*** TASK DATA

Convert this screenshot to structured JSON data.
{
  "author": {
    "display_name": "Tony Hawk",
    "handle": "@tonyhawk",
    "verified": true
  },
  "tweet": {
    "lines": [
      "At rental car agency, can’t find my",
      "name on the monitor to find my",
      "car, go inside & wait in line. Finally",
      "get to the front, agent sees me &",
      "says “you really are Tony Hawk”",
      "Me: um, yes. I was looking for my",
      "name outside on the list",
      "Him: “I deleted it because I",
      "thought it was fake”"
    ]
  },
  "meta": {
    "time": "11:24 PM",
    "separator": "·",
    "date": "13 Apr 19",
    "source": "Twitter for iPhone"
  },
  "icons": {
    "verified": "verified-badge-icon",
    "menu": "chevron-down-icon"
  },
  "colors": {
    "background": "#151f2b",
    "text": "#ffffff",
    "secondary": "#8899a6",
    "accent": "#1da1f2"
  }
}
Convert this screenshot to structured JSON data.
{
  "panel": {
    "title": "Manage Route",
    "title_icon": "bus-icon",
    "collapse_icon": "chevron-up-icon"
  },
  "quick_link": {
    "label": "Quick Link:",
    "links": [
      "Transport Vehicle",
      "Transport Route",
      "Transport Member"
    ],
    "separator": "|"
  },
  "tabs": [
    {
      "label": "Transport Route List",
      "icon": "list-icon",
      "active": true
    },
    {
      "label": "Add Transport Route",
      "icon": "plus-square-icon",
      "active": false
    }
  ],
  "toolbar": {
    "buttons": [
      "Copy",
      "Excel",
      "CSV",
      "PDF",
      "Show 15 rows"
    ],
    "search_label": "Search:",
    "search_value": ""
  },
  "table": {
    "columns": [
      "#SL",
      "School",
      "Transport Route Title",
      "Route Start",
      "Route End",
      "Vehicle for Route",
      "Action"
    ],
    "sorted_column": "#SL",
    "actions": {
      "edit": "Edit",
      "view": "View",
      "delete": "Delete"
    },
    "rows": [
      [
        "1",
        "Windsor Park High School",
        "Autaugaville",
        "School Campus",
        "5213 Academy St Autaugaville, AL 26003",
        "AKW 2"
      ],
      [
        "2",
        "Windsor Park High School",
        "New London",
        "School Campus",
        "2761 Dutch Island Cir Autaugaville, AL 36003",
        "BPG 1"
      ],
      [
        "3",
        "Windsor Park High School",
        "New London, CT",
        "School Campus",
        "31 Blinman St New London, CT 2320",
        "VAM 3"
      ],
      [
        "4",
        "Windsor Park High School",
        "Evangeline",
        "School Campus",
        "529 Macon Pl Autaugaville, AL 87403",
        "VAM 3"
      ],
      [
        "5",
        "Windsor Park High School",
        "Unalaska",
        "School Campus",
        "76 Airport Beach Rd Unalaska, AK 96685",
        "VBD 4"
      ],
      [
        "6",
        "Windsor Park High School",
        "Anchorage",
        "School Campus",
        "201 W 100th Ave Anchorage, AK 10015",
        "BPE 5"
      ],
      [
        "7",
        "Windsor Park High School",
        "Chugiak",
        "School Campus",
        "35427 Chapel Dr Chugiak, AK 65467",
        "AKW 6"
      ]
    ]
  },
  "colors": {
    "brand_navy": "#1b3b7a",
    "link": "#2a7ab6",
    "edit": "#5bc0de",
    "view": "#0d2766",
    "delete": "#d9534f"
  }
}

******

Only lines with the word "Chugiak" are wanted, so copy each one from the records.

        "Chugiak",
        "35427 Chapel Dr Chugiak, AK 65467",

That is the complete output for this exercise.